**Input**
------------------------------

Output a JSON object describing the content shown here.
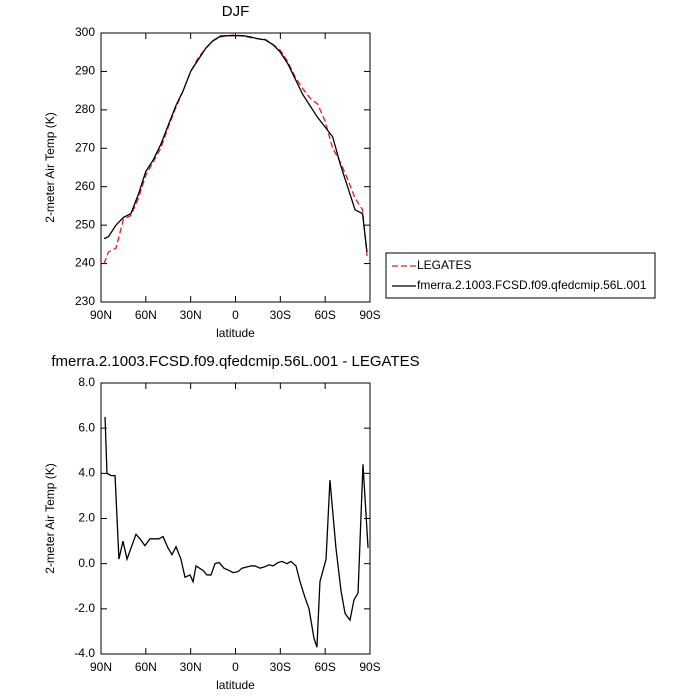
{
  "chart_data": [
    {
      "type": "line",
      "title": "DJF",
      "x_label": "latitude",
      "y_label": "2-meter Air Temp (K)",
      "xlim": [
        90,
        -90
      ],
      "xticks": [
        {
          "value": 90,
          "label": "90N"
        },
        {
          "value": 60,
          "label": "60N"
        },
        {
          "value": 30,
          "label": "30N"
        },
        0,
        {
          "value": -30,
          "label": "30S"
        },
        {
          "value": -60,
          "label": "60S"
        },
        {
          "value": -90,
          "label": "90S"
        }
      ],
      "ylim": [
        230,
        300
      ],
      "yticks": [
        230,
        240,
        250,
        260,
        270,
        280,
        290,
        300
      ],
      "x": [
        88,
        85,
        80,
        75,
        70,
        65,
        60,
        55,
        50,
        45,
        40,
        35,
        30,
        25,
        20,
        15,
        10,
        5,
        0,
        -5,
        -10,
        -15,
        -20,
        -25,
        -30,
        -35,
        -40,
        -45,
        -50,
        -55,
        -60,
        -65,
        -70,
        -75,
        -80,
        -85,
        -88
      ],
      "series": [
        {
          "name": "LEGATES",
          "color": "#e41a1c",
          "line_style": "dashed",
          "values": [
            240,
            243,
            244,
            251.5,
            252.5,
            257,
            263,
            266.5,
            270,
            275.5,
            280.5,
            285,
            290,
            293.5,
            296,
            298,
            299,
            299.3,
            299.5,
            299.2,
            298.8,
            298.5,
            298.3,
            297,
            295.5,
            292.5,
            288.5,
            285.5,
            283,
            281.5,
            277,
            270,
            266.5,
            262,
            257,
            254,
            242
          ]
        },
        {
          "name": "fmerra.2.1003.FCSD.f09.qfedcmip.56L.001",
          "color": "#000000",
          "line_style": "solid",
          "values": [
            246.5,
            247,
            250,
            252,
            253,
            258,
            264,
            267,
            271,
            276,
            281,
            285,
            290,
            293,
            296,
            298,
            299.2,
            299.3,
            299.3,
            299.3,
            299,
            298.5,
            298.2,
            297,
            295,
            292,
            288,
            284,
            281,
            278,
            275.5,
            273,
            266,
            260,
            254,
            253,
            243
          ]
        }
      ]
    },
    {
      "type": "line",
      "title": "fmerra.2.1003.FCSD.f09.qfedcmip.56L.001 - LEGATES",
      "x_label": "latitude",
      "y_label": "2-meter Air Temp (K)",
      "xlim": [
        90,
        -90
      ],
      "xticks": [
        {
          "value": 90,
          "label": "90N"
        },
        {
          "value": 60,
          "label": "60N"
        },
        {
          "value": 30,
          "label": "30N"
        },
        0,
        {
          "value": -30,
          "label": "30S"
        },
        {
          "value": -60,
          "label": "60S"
        },
        {
          "value": -90,
          "label": "90S"
        }
      ],
      "ylim": [
        -4,
        8
      ],
      "yticks": [
        {
          "value": -4,
          "label": "-4.0"
        },
        {
          "value": -2,
          "label": "-2.0"
        },
        {
          "value": 0,
          "label": "0.0"
        },
        {
          "value": 2,
          "label": "2.0"
        },
        {
          "value": 4,
          "label": "4.0"
        },
        {
          "value": 6,
          "label": "6.0"
        },
        {
          "value": 8,
          "label": "8.0"
        }
      ],
      "x": [
        87.3,
        86.0,
        83.3,
        80.6,
        78.0,
        75.3,
        72.6,
        66.6,
        63.9,
        60.6,
        57.2,
        51.2,
        48.5,
        45.2,
        42.5,
        39.8,
        36.5,
        33.8,
        30.4,
        28.4,
        26.4,
        21.7,
        19.1,
        16.4,
        13.7,
        11.0,
        7.7,
        4.3,
        1.6,
        -1.7,
        -4.4,
        -10.4,
        -13.1,
        -16.4,
        -19.1,
        -22.4,
        -25.1,
        -28.4,
        -31.1,
        -34.5,
        -37.1,
        -40.5,
        -43.2,
        -46.5,
        -49.2,
        -52.5,
        -54.5,
        -56.5,
        -60.6,
        -63.2,
        -67.2,
        -70.6,
        -73.3,
        -76.6,
        -79.3,
        -82.0,
        -85.3,
        -88.7
      ],
      "series": [
        {
          "color": "#000000",
          "line_style": "solid",
          "values": [
            6.5,
            4.0,
            3.9,
            3.9,
            0.2,
            1.0,
            0.2,
            1.3,
            1.1,
            0.8,
            1.1,
            1.1,
            1.2,
            0.7,
            0.4,
            0.75,
            0.2,
            -0.6,
            -0.5,
            -0.8,
            -0.1,
            -0.3,
            -0.5,
            -0.5,
            0.0,
            0.05,
            -0.2,
            -0.3,
            -0.4,
            -0.35,
            -0.2,
            -0.1,
            -0.1,
            -0.2,
            -0.15,
            -0.05,
            -0.1,
            0.05,
            0.1,
            0.0,
            0.1,
            -0.1,
            -0.8,
            -1.5,
            -2.0,
            -3.3,
            -3.7,
            -0.8,
            0.2,
            3.7,
            0.7,
            -1.2,
            -2.2,
            -2.5,
            -1.6,
            -1.3,
            4.4,
            0.7
          ]
        }
      ]
    }
  ]
}
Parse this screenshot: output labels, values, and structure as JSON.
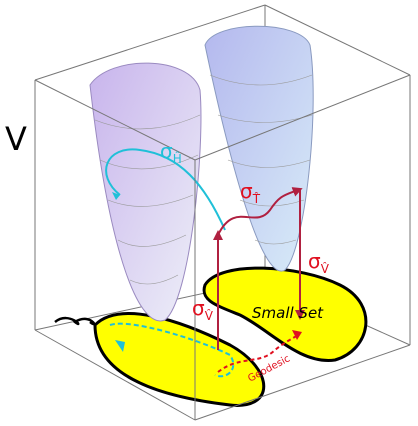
{
  "axis_label": "V",
  "labels": {
    "sigma_h": {
      "symbol": "σ",
      "subscript": "Ĥ"
    },
    "sigma_t": {
      "symbol": "σ",
      "subscript": "T̂"
    },
    "sigma_v_right": {
      "symbol": "σ",
      "subscript": "V̂"
    },
    "sigma_v_left": {
      "symbol": "σ",
      "subscript": "V̂"
    }
  },
  "small_set": "Small Set",
  "geodesic": "Geodesic"
}
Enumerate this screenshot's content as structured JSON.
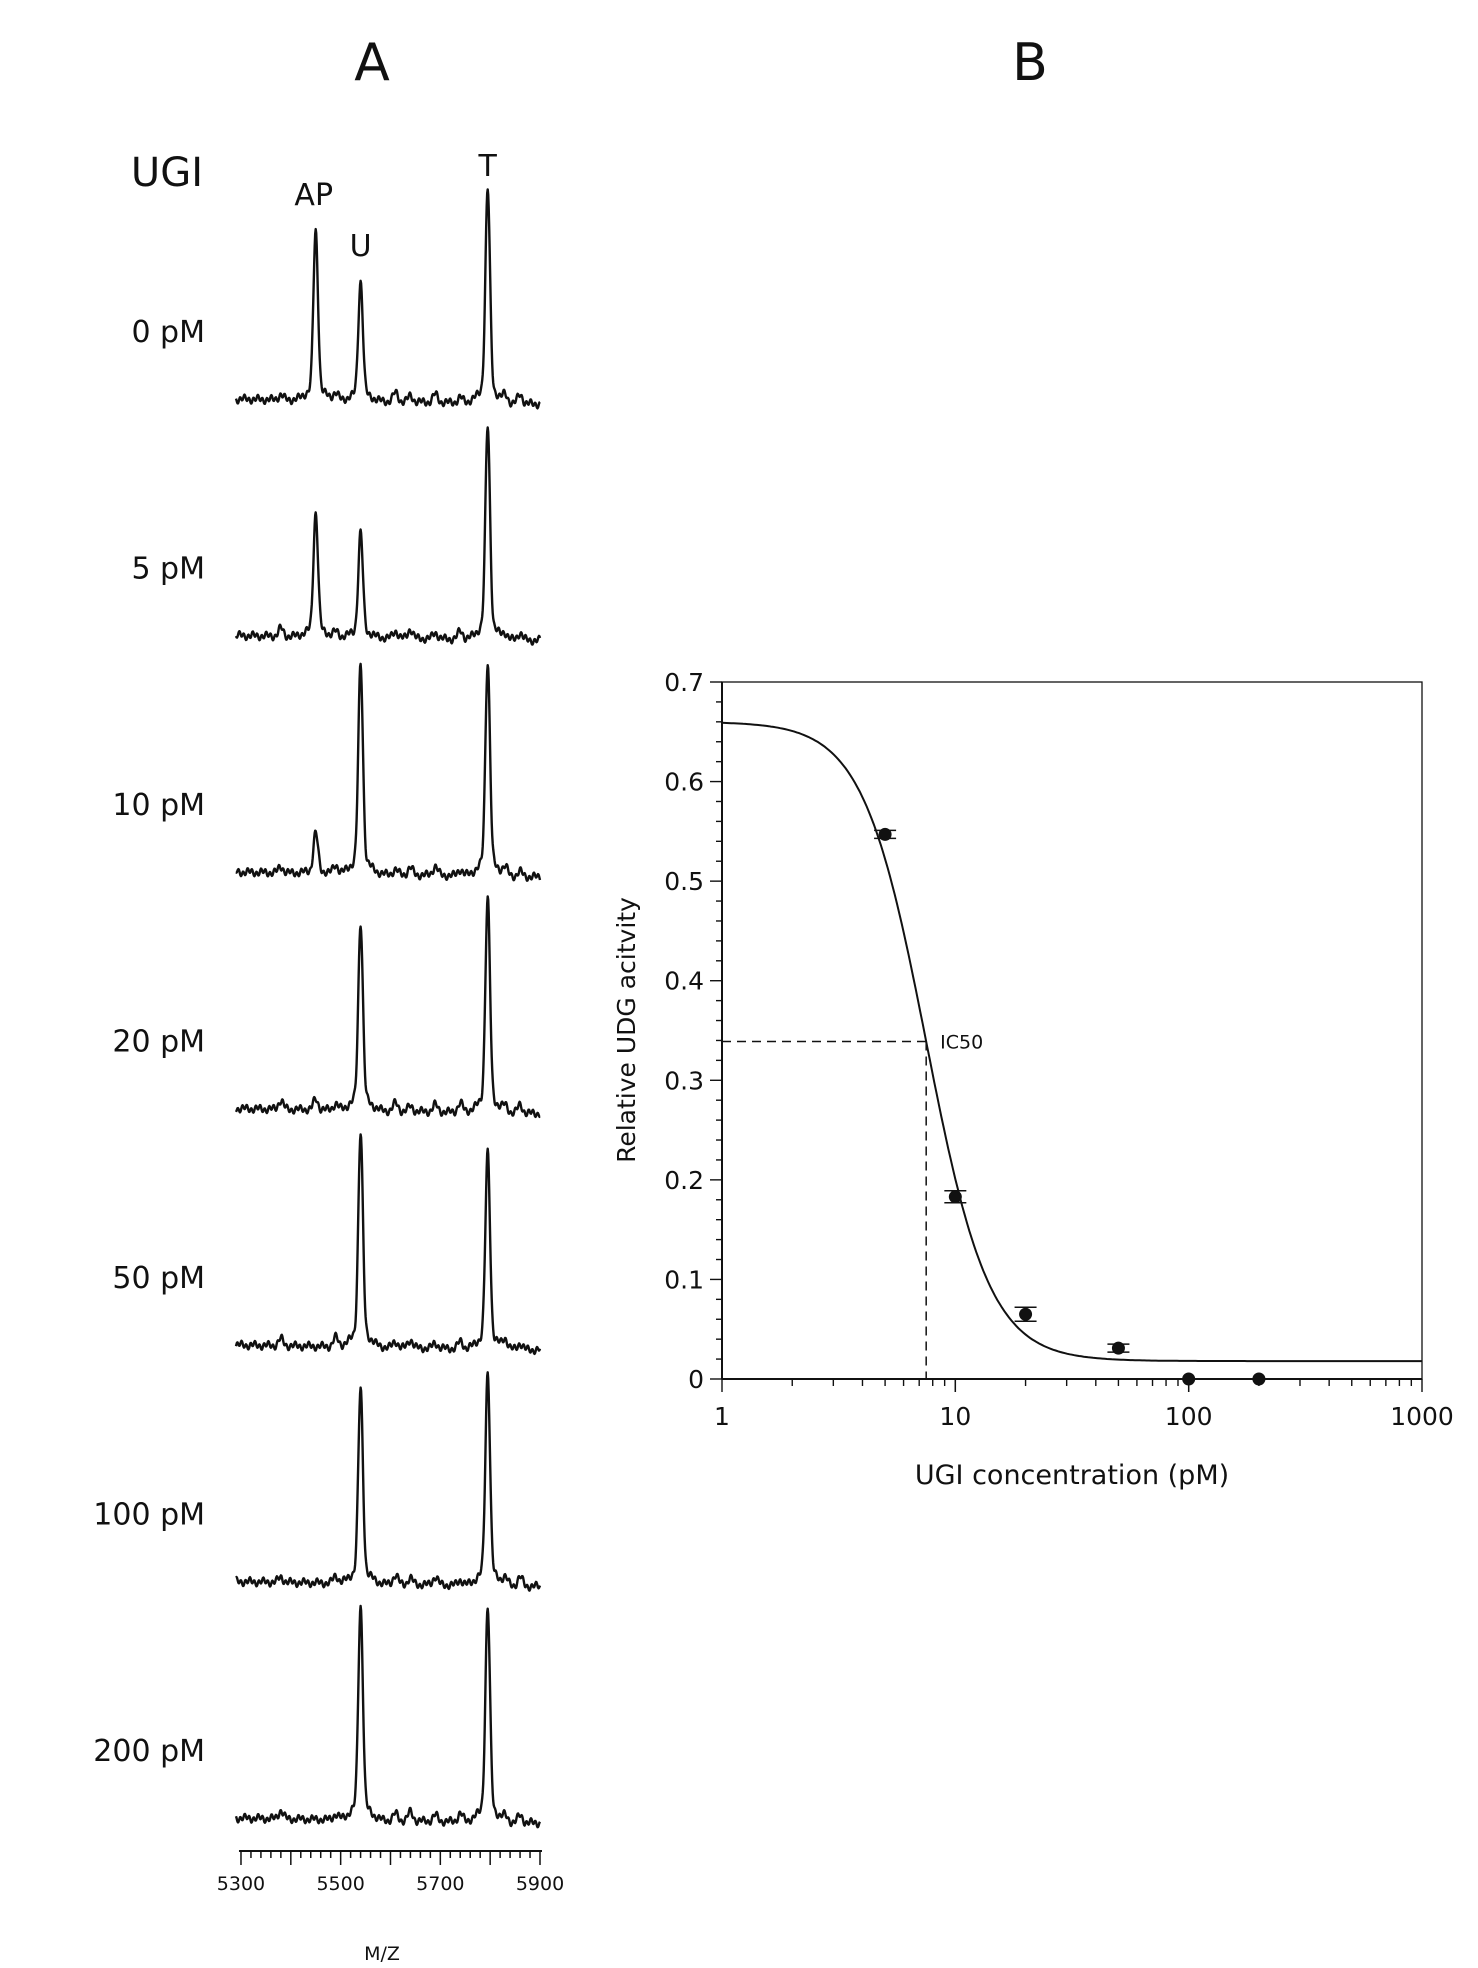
{
  "panels": {
    "a_label": "A",
    "b_label": "B"
  },
  "chart_data": [
    {
      "type": "line",
      "panel": "A",
      "title": "",
      "header": "UGI",
      "peak_labels": [
        {
          "label": "AP",
          "mz": 5450
        },
        {
          "label": "U",
          "mz": 5540
        },
        {
          "label": "T",
          "mz": 5795
        }
      ],
      "xlabel": "M/Z",
      "xlim": [
        5290,
        5900
      ],
      "x_ticks": [
        5300,
        5400,
        5500,
        5600,
        5700,
        5800,
        5900
      ],
      "x_tick_labels": [
        "5300",
        "5500",
        "5700",
        "5900"
      ],
      "series": [
        {
          "name": "0 pM",
          "peaks": {
            "AP": 0.79,
            "U": 0.56,
            "T": 1.0
          }
        },
        {
          "name": "5 pM",
          "peaks": {
            "AP": 0.58,
            "U": 0.49,
            "T": 1.0
          }
        },
        {
          "name": "10 pM",
          "peaks": {
            "AP": 0.19,
            "U": 0.98,
            "T": 1.0
          }
        },
        {
          "name": "20 pM",
          "peaks": {
            "AP": 0.05,
            "U": 0.88,
            "T": 1.0
          }
        },
        {
          "name": "50 pM",
          "peaks": {
            "AP": 0.0,
            "U": 1.0,
            "T": 0.92
          }
        },
        {
          "name": "100 pM",
          "peaks": {
            "AP": 0.0,
            "U": 0.91,
            "T": 1.0
          }
        },
        {
          "name": "200 pM",
          "peaks": {
            "AP": 0.0,
            "U": 1.0,
            "T": 1.0
          }
        }
      ]
    },
    {
      "type": "scatter",
      "panel": "B",
      "title": "",
      "xlabel": "UGI concentration (pM)",
      "ylabel": "Relative UDG acitvity",
      "x_scale": "log",
      "xlim": [
        1,
        1000
      ],
      "ylim": [
        0,
        0.7
      ],
      "x_tick_labels": [
        "1",
        "10",
        "100",
        "1000"
      ],
      "y_tick_labels": [
        "0",
        "0.1",
        "0.2",
        "0.3",
        "0.4",
        "0.5",
        "0.6",
        "0.7"
      ],
      "points": [
        {
          "x": 5,
          "y": 0.547,
          "err": 0.004
        },
        {
          "x": 10,
          "y": 0.183,
          "err": 0.006
        },
        {
          "x": 20,
          "y": 0.065,
          "err": 0.007
        },
        {
          "x": 50,
          "y": 0.031,
          "err": 0.004
        },
        {
          "x": 100,
          "y": 0.0,
          "err": 0.0
        },
        {
          "x": 200,
          "y": 0.0,
          "err": 0.0
        }
      ],
      "fit": {
        "top": 0.66,
        "bottom": 0.018,
        "ic50": 7.5,
        "hill": 3.2
      },
      "annotation": {
        "label": "IC50",
        "x": 7.5,
        "y": 0.339
      }
    }
  ]
}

------------------------------

**Exercise brief**
Scan the material above. Extract every line in which the word "title" occurs.

**Finished answer**
      "title": "DJF",
      "title": "fmerra.2.1003.FCSD.f09.qfedcmip.56L.001 - LEGATES",
      "title": "",
      "title": "",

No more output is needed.